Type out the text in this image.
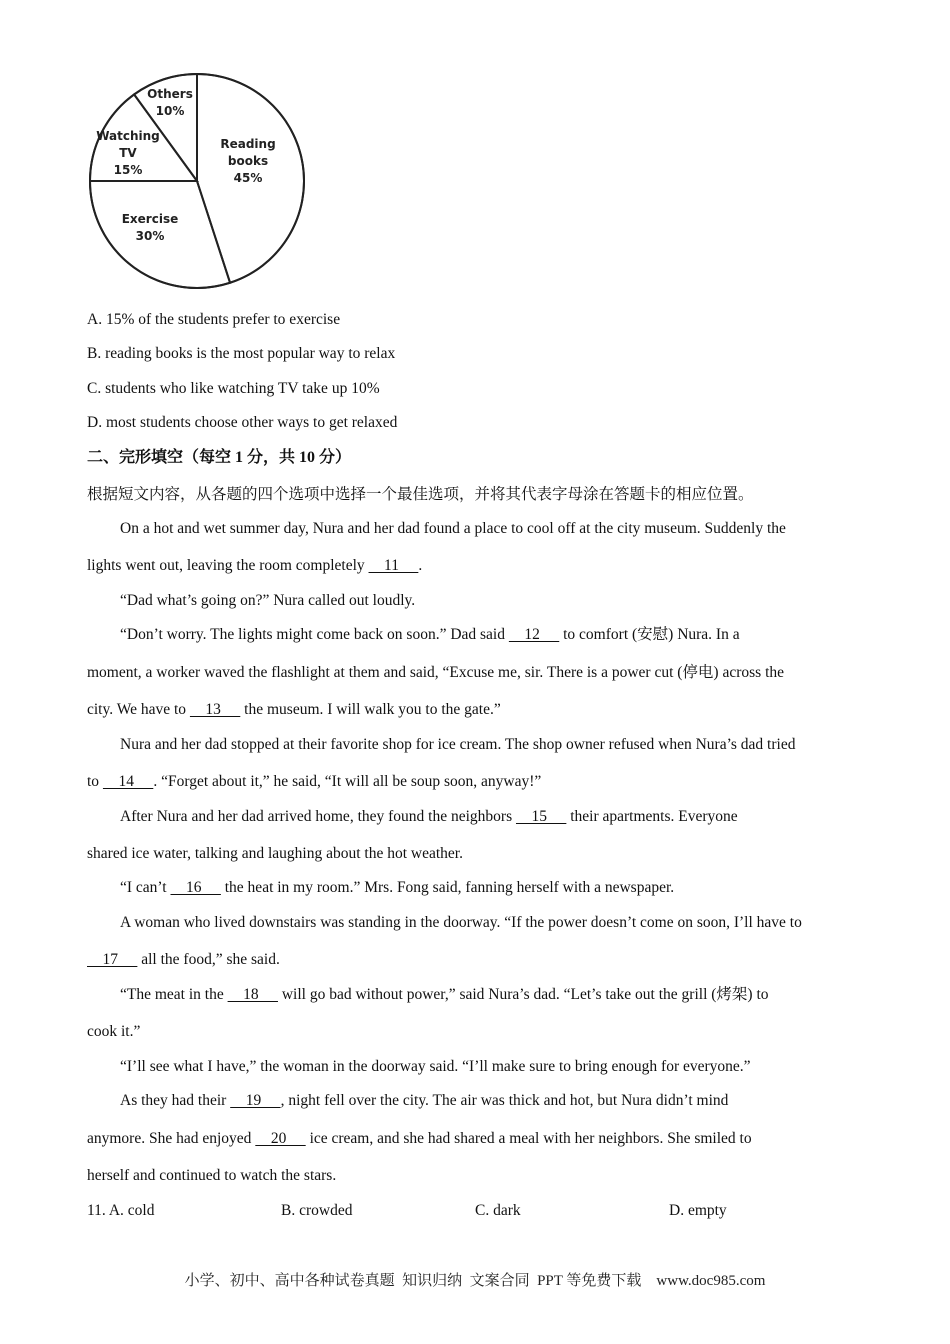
Reading books 45%
Exercise 30%
Watching TV 15%
Others 10%
A. 15% of the students prefer to exercise
B. reading books is the most popular way to relax
C. students who like watching TV take up 10%
D. most students choose other ways to get relaxed
二、完形填空（每空 1 分，共 10 分）
根据短文内容，从各题的四个选项中选择一个最佳选项，并将其代表字母涂在答题卡的相应位置。
On a hot and wet summer day, Nura and her dad found a place to cool off at the city museum. Suddenly the
lights went out, leaving the room completely     11     .
“Dad what’s going on?” Nura called out loudly.
“Don’t worry. The lights might come back on soon.” Dad said     12      to comfort (安慰) Nura. In a
moment, a worker waved the flashlight at them and said, “Excuse me, sir. There is a power cut (停电) across the
city. We have to     13      the museum. I will walk you to the gate.”
Nura and her dad stopped at their favorite shop for ice cream. The shop owner refused when Nura’s dad tried
to     14     . “Forget about it,” he said, “It will all be soup soon, anyway!”
After Nura and her dad arrived home, they found the neighbors     15      their apartments. Everyone
shared ice water, talking and laughing about the hot weather.
“I can’t     16      the heat in my room.” Mrs. Fong said, fanning herself with a newspaper.
A woman who lived downstairs was standing in the doorway. “If the power doesn’t come on soon, I’ll have to
17      all the food,” she said.
“The meat in the     18      will go bad without power,” said Nura’s dad. “Let’s take out the grill (烤架) to
cook it.”
“I’ll see what I have,” the woman in the doorway said. “I’ll make sure to bring enough for everyone.”
As they had their     19     , night fell over the city. The air was thick and hot, but Nura didn’t mind
anymore. She had enjoyed     20      ice cream, and she had shared a meal with her neighbors. She smiled to
herself and continued to watch the stars.
11. A. cold	B. crowded	C. dark	D. empty
小学、初中、高中各种试卷真题  知识归纳  文案合同  PPT 等免费下载    www.doc985.com
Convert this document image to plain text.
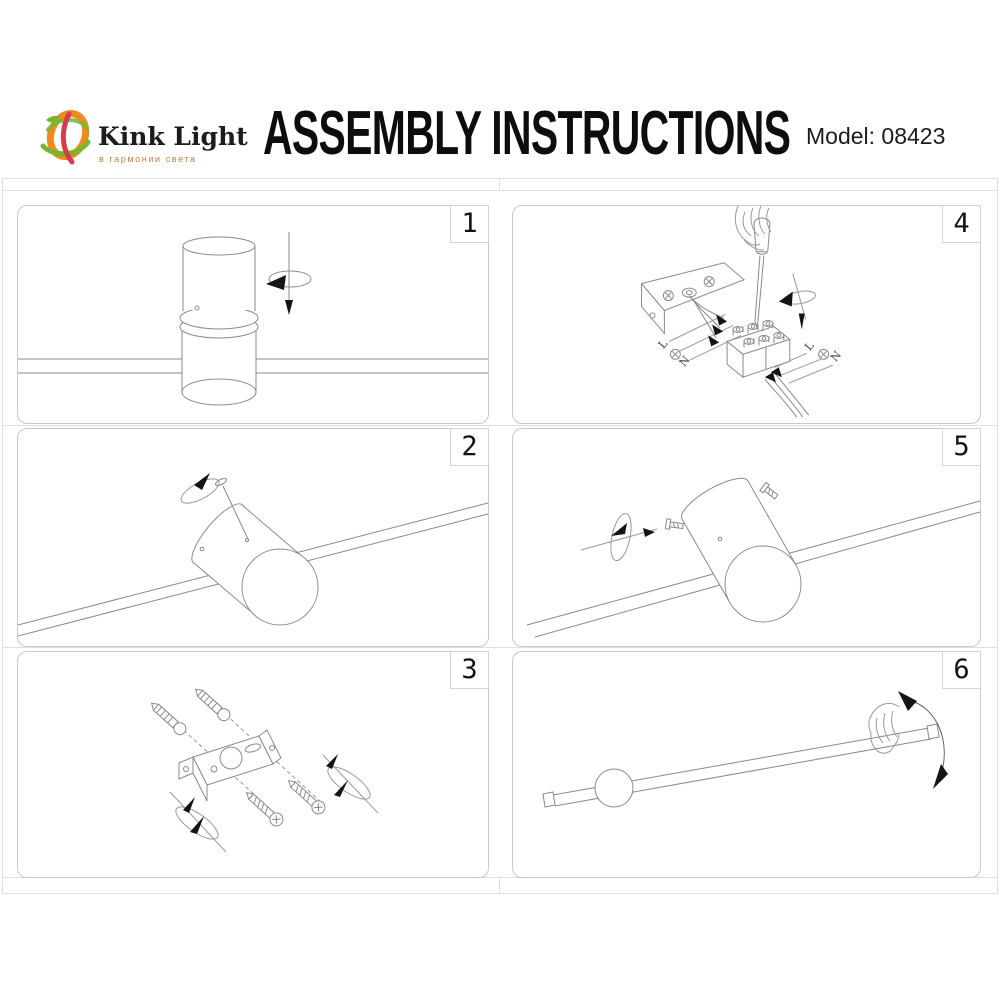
Kink Light
в гармонии света ASSEMBLY INSTRUCTIONS Model: 08423
1
2
3
L
N
L
N
4
5
6
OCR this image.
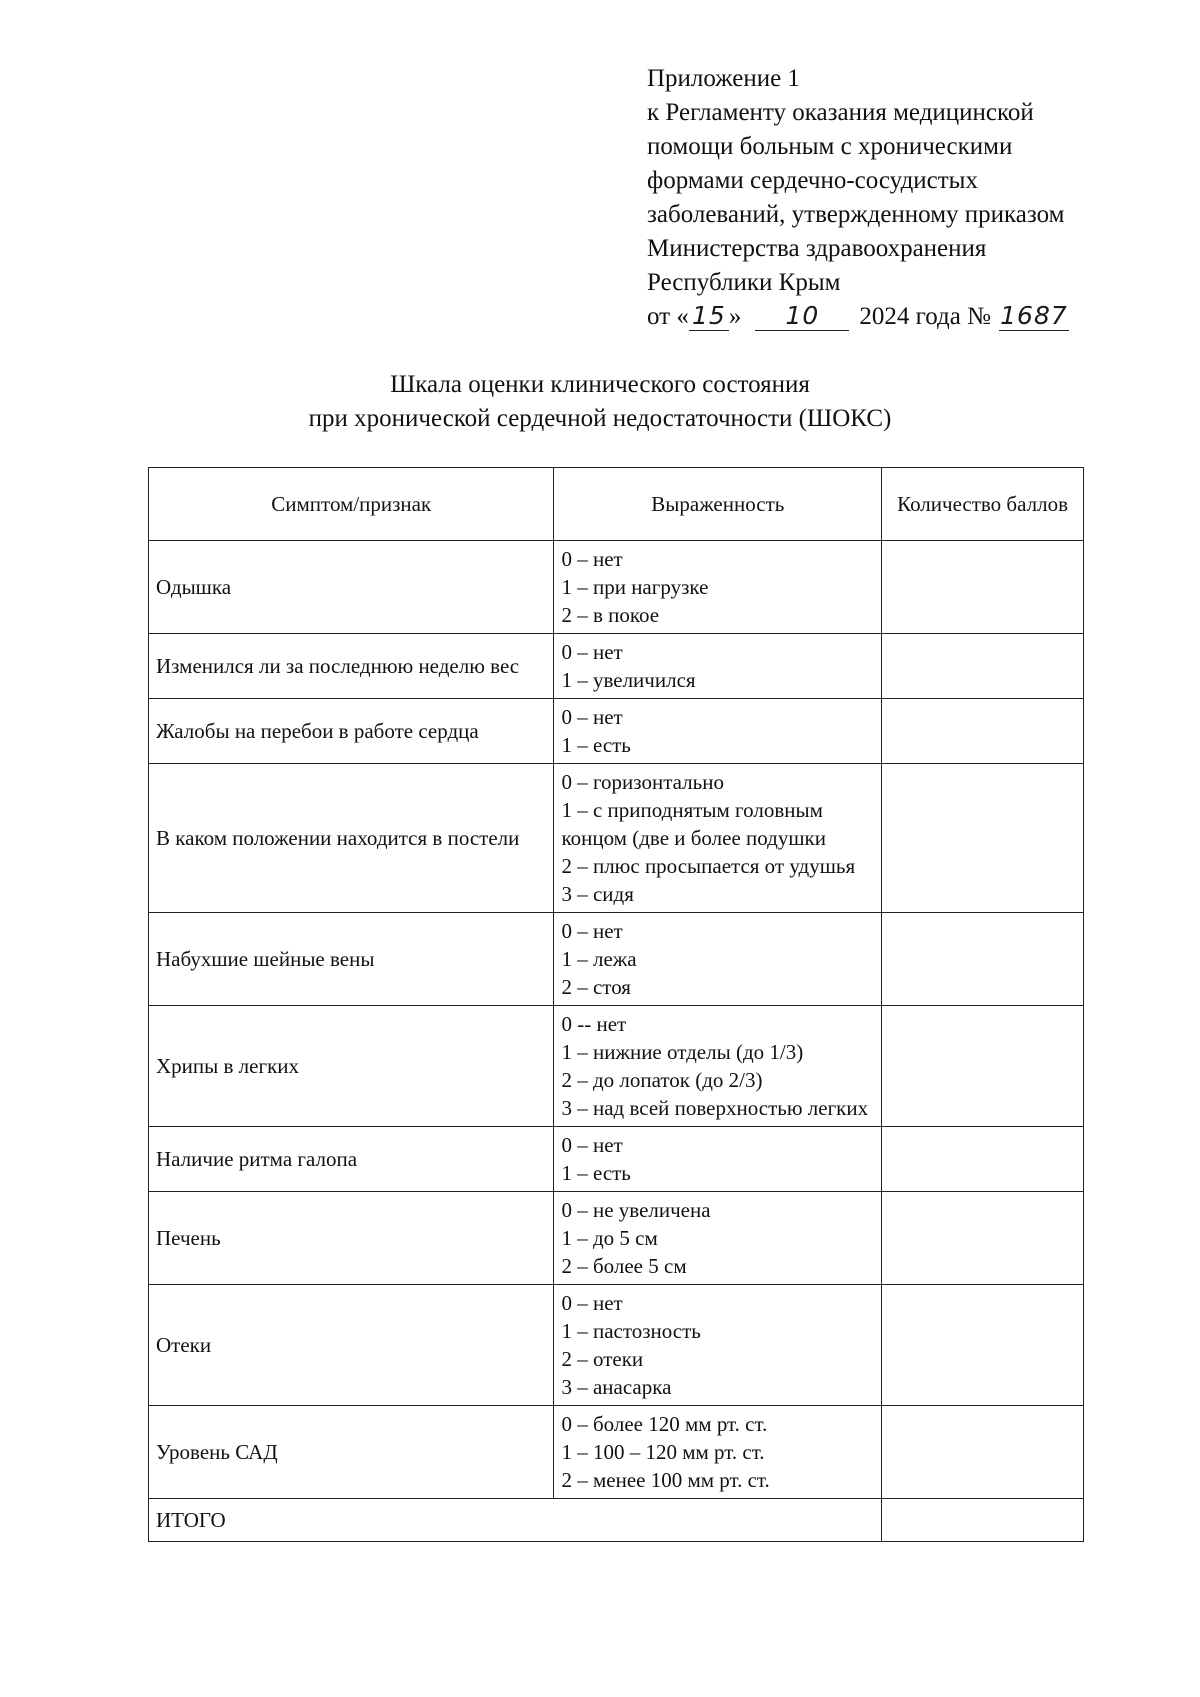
Приложение 1
к Регламенту оказания медицинской
помощи больным с хроническими
формами сердечно-сосудистых
заболеваний, утвержденному приказом
Министерства здравоохранения
Республики Крым
от « 15 » 10 2024 года № 1687
Шкала оценки клинического состояния
при хронической сердечной недостаточности (ШОКС)
Симптом/признак	Выраженность	Количество баллов
Одышка	0 – нет
1 – при нагрузке
2 – в покое	

Изменился ли за последнюю неделю вес	0 – нет
1 – увеличился	

Жалобы на перебои в работе сердца	0 – нет
1 – есть	

В каком положении находится в постели	0 – горизонтально
1 – с приподнятым головным концом (две и более подушки
2 – плюс просыпается от удушья
3 – сидя	

Набухшие шейные вены	0 – нет
1 – лежа
2 – стоя	

Хрипы в легких	0 -- нет
1 – нижние отделы (до 1/3)
2 – до лопаток (до 2/3)
3 – над всей поверхностью легких	

Наличие ритма галопа	0 – нет
1 – есть	

Печень	0 – не увеличена
1 – до 5 см
2 – более 5 см	

Отеки	0 – нет
1 – пастозность
2 – отеки
3 – анасарка	

Уровень САД	0 – более 120 мм рт. ст.
1 – 100 – 120 мм рт. ст.
2 – менее 100 мм рт. ст.	

ИТОГО		
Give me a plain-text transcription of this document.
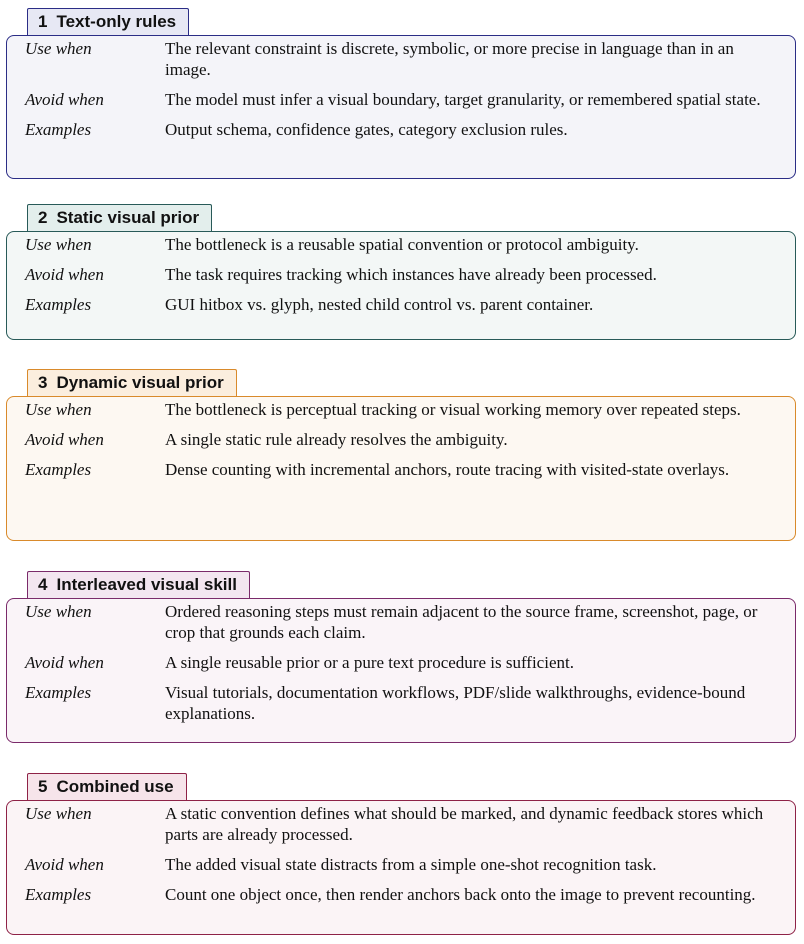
1 Text-only rules
Use when	The relevant constraint is discrete, symbolic, or more precise in language than in an image.
Avoid when	The model must infer a visual boundary, target granularity, or remembered spatial state.
Examples	Output schema, confidence gates, category exclusion rules.
2 Static visual prior
Use when	The bottleneck is a reusable spatial convention or protocol ambiguity.
Avoid when	The task requires tracking which instances have already been processed.
Examples	GUI hitbox vs. glyph, nested child control vs. parent container.
3 Dynamic visual prior
Use when	The bottleneck is perceptual tracking or visual working memory over repeated steps.
Avoid when	A single static rule already resolves the ambiguity.
Examples	Dense counting with incremental anchors, route tracing with visited-state overlays.
4 Interleaved visual skill
Use when	Ordered reasoning steps must remain adjacent to the source frame, screenshot, page, or crop that grounds each claim.
Avoid when	A single reusable prior or a pure text procedure is sufficient.
Examples	Visual tutorials, documentation workflows, PDF/slide walkthroughs, evidence-bound explanations.
5 Combined use
Use when	A static convention defines what should be marked, and dynamic feedback stores which parts are already processed.
Avoid when	The added visual state distracts from a simple one-shot recognition task.
Examples	Count one object once, then render anchors back onto the image to prevent recounting.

> **Exercise aim**
Collect, from the material above, every line containing the word "neighbors".

> **Exercise solution**
After Nura and her dad arrived home, they found the neighbors     15      their apartments. Everyone
anymore. She had enjoyed     20      ice cream, and she had shared a meal with her neighbors. She smiled to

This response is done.